WHAT TO WORK ON: Output the data that follows exactly, line for line.
:: RECORDS TO USE ::
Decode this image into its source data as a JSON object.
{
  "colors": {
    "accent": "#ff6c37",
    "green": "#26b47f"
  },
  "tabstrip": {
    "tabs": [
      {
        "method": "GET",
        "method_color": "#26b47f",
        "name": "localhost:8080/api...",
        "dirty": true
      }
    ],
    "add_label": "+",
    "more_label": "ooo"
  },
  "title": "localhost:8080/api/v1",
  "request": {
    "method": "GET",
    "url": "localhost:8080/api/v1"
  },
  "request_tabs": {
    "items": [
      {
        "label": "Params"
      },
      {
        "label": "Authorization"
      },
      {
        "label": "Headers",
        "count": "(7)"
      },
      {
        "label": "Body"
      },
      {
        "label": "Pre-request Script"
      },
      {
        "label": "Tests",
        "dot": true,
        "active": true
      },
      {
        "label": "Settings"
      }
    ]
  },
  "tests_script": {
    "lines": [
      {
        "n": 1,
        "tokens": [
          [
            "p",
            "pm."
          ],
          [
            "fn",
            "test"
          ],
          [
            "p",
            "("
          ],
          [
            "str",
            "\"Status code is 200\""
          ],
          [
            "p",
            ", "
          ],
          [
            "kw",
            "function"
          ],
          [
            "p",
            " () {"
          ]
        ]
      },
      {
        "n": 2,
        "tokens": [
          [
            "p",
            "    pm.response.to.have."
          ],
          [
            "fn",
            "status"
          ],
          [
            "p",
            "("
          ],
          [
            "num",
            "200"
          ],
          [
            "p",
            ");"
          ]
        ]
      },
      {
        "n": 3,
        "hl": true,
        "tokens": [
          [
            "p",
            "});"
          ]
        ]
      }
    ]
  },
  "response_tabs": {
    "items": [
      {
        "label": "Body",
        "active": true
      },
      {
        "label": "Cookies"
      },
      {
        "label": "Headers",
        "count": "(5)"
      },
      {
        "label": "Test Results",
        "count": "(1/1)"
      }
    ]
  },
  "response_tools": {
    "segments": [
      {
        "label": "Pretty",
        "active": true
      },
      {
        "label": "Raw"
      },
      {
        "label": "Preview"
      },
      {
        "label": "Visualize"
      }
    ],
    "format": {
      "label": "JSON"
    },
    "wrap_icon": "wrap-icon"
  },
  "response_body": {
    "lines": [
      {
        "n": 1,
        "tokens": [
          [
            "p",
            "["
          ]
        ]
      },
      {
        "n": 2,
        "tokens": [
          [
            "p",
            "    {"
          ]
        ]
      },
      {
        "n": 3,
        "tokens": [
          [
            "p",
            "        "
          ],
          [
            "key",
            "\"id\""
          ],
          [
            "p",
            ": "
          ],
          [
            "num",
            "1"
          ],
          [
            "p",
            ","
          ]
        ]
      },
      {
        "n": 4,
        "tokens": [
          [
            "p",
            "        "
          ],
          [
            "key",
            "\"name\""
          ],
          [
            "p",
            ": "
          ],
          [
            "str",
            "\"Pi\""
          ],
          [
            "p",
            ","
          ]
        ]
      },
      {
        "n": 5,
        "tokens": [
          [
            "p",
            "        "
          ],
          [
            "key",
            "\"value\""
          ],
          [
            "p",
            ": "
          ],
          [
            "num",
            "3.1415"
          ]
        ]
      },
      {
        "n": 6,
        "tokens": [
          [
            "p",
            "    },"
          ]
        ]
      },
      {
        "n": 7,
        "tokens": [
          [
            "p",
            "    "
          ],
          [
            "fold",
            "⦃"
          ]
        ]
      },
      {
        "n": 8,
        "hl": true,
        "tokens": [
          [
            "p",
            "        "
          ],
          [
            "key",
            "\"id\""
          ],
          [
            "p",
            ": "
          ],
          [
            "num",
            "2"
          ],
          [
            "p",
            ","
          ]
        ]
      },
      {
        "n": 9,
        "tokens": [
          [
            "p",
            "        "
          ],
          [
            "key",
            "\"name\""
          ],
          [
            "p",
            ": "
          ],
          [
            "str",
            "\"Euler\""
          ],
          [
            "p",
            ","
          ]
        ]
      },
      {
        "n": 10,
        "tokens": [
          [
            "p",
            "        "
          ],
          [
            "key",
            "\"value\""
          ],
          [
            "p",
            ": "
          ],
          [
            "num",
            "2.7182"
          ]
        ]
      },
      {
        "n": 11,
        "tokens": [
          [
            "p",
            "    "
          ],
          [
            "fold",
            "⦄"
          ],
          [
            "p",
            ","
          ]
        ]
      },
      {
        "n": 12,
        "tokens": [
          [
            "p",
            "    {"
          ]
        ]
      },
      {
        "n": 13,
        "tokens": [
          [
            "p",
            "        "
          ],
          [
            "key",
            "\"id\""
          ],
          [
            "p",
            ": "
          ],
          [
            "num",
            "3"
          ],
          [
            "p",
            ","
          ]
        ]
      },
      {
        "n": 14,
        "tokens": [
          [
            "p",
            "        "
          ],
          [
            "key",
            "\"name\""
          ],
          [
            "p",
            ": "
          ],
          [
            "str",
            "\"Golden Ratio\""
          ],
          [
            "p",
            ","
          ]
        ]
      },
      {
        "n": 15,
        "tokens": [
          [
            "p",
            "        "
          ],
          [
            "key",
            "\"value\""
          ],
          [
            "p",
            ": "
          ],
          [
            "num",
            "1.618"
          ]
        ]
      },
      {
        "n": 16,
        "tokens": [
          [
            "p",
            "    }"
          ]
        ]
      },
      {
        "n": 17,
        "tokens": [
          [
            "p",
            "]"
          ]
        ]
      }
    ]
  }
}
:::
COMPLETED TASK:
Decode this image into its source data as a JSON object.
{
  "colors": {
    "accent": "#ff6c37",
    "green": "#26b47f"
  },
  "tabstrip": {
    "tabs": [
      {
        "method": "GET",
        "method_color": "#26b47f",
        "name": "localhost:8080/api...",
        "dirty": true
      }
    ],
    "add_label": "+",
    "more_label": "ooo"
  },
  "title": "localhost:8080/api/v1",
  "request": {
    "method": "GET",
    "url": "localhost:8080/api/v1"
  },
  "request_tabs": {
    "items": [
      {
        "label": "Params"
      },
      {
        "label": "Authorization"
      },
      {
        "label": "Headers",
        "count": "(7)"
      },
      {
        "label": "Body"
      },
      {
        "label": "Pre-request Script"
      },
      {
        "label": "Tests",
        "dot": true,
        "active": true
      },
      {
        "label": "Settings"
      }
    ]
  },
  "tests_script": {
    "lines": [
      {
        "n": 1,
        "tokens": [
          [
            "p",
            "pm."
          ],
          [
            "fn",
            "test"
          ],
          [
            "p",
            "("
          ],
          [
            "str",
            "\"Status code is 200\""
          ],
          [
            "p",
            ", "
          ],
          [
            "kw",
            "function"
          ],
          [
            "p",
            " () {"
          ]
        ]
      },
      {
        "n": 2,
        "tokens": [
          [
            "p",
            "    pm.response.to.have."
          ],
          [
            "fn",
            "status"
          ],
          [
            "p",
            "("
          ],
          [
            "num",
            "200"
          ],
          [
            "p",
            ");"
          ]
        ]
      },
      {
        "n": 3,
        "hl": true,
        "tokens": [
          [
            "p",
            "});"
          ]
        ]
      }
    ]
  },
  "response_tabs": {
    "items": [
      {
        "label": "Body",
        "active": true
      },
      {
        "label": "Cookies"
      },
      {
        "label": "Headers",
        "count": "(5)"
      },
      {
        "label": "Test Results",
        "count": "(1/1)"
      }
    ]
  },
  "response_tools": {
    "segments": [
      {
        "label": "Pretty",
        "active": true
      },
      {
        "label": "Raw"
      },
      {
        "label": "Preview"
      },
      {
        "label": "Visualize"
      }
    ],
    "format": {
      "label": "JSON"
    },
    "wrap_icon": "wrap-icon"
  },
  "response_body": {
    "lines": [
      {
        "n": 1,
        "tokens": [
          [
            "p",
            "["
          ]
        ]
      },
      {
        "n": 2,
        "tokens": [
          [
            "p",
            "    {"
          ]
        ]
      },
      {
        "n": 3,
        "tokens": [
          [
            "p",
            "        "
          ],
          [
            "key",
            "\"id\""
          ],
          [
            "p",
            ": "
          ],
          [
            "num",
            "1"
          ],
          [
            "p",
            ","
          ]
        ]
      },
      {
        "n": 4,
        "tokens": [
          [
            "p",
            "        "
          ],
          [
            "key",
            "\"name\""
          ],
          [
            "p",
            ": "
          ],
          [
            "str",
            "\"Pi\""
          ],
          [
            "p",
            ","
          ]
        ]
      },
      {
        "n": 5,
        "tokens": [
          [
            "p",
            "        "
          ],
          [
            "key",
            "\"value\""
          ],
          [
            "p",
            ": "
          ],
          [
            "num",
            "3.1415"
          ]
        ]
      },
      {
        "n": 6,
        "tokens": [
          [
            "p",
            "    },"
          ]
        ]
      },
      {
        "n": 7,
        "tokens": [
          [
            "p",
            "    "
          ],
          [
            "fold",
            "⦃"
          ]
        ]
      },
      {
        "n": 8,
        "hl": true,
        "tokens": [
          [
            "p",
            "        "
          ],
          [
            "key",
            "\"id\""
          ],
          [
            "p",
            ": "
          ],
          [
            "num",
            "2"
          ],
          [
            "p",
            ","
          ]
        ]
      },
      {
        "n": 9,
        "tokens": [
          [
            "p",
            "        "
          ],
          [
            "key",
            "\"name\""
          ],
          [
            "p",
            ": "
          ],
          [
            "str",
            "\"Euler\""
          ],
          [
            "p",
            ","
          ]
        ]
      },
      {
        "n": 10,
        "tokens": [
          [
            "p",
            "        "
          ],
          [
            "key",
            "\"value\""
          ],
          [
            "p",
            ": "
          ],
          [
            "num",
            "2.7182"
          ]
        ]
      },
      {
        "n": 11,
        "tokens": [
          [
            "p",
            "    "
          ],
          [
            "fold",
            "⦄"
          ],
          [
            "p",
            ","
          ]
        ]
      },
      {
        "n": 12,
        "tokens": [
          [
            "p",
            "    {"
          ]
        ]
      },
      {
        "n": 13,
        "tokens": [
          [
            "p",
            "        "
          ],
          [
            "key",
            "\"id\""
          ],
          [
            "p",
            ": "
          ],
          [
            "num",
            "3"
          ],
          [
            "p",
            ","
          ]
        ]
      },
      {
        "n": 14,
        "tokens": [
          [
            "p",
            "        "
          ],
          [
            "key",
            "\"name\""
          ],
          [
            "p",
            ": "
          ],
          [
            "str",
            "\"Golden Ratio\""
          ],
          [
            "p",
            ","
          ]
        ]
      },
      {
        "n": 15,
        "tokens": [
          [
            "p",
            "        "
          ],
          [
            "key",
            "\"value\""
          ],
          [
            "p",
            ": "
          ],
          [
            "num",
            "1.618"
          ]
        ]
      },
      {
        "n": 16,
        "tokens": [
          [
            "p",
            "    }"
          ]
        ]
      },
      {
        "n": 17,
        "tokens": [
          [
            "p",
            "]"
          ]
        ]
      }
    ]
  }
}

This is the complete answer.